* **Exercise brief**
Examine the records and identify each line that includes the string "考点梳理时习卷". Copy those lines.

* **Data for this task**

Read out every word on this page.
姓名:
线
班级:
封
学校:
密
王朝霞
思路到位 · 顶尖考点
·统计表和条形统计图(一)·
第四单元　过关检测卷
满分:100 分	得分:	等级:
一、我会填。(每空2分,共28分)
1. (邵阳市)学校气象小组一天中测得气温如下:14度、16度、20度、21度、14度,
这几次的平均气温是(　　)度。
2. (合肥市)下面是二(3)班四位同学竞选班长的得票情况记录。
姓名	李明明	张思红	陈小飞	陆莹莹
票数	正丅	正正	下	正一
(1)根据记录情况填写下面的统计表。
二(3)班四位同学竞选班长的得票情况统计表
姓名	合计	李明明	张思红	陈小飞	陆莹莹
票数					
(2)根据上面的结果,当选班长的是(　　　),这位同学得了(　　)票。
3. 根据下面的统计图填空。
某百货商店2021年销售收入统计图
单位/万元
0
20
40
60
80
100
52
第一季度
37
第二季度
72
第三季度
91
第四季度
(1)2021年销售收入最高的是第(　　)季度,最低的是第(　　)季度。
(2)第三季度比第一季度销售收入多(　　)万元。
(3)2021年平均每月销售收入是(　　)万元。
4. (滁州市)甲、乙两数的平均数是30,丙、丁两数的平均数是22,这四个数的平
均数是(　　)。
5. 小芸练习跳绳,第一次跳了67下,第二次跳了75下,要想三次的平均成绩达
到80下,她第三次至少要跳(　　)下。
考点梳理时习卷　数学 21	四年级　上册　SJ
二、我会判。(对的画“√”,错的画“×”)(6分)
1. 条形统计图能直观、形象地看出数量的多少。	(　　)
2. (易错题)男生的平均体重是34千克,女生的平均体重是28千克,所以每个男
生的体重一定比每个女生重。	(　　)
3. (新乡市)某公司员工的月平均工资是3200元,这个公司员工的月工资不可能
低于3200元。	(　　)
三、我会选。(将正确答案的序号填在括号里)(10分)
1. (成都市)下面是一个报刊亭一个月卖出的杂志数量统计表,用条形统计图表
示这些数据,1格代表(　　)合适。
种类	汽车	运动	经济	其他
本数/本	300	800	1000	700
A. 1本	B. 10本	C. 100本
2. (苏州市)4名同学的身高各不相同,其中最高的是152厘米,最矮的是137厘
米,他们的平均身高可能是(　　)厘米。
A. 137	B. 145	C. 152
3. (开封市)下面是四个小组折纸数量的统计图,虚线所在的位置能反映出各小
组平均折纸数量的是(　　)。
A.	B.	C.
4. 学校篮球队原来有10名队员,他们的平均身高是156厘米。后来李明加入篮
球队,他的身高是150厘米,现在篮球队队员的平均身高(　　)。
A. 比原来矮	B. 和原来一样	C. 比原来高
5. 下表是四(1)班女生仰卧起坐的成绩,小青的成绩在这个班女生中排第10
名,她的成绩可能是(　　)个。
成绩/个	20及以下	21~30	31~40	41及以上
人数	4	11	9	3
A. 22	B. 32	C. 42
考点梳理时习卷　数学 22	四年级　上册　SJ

* **Written answer**
考点梳理时习卷　数学 21	四年级　上册　SJ
考点梳理时习卷　数学 22	四年级　上册　SJ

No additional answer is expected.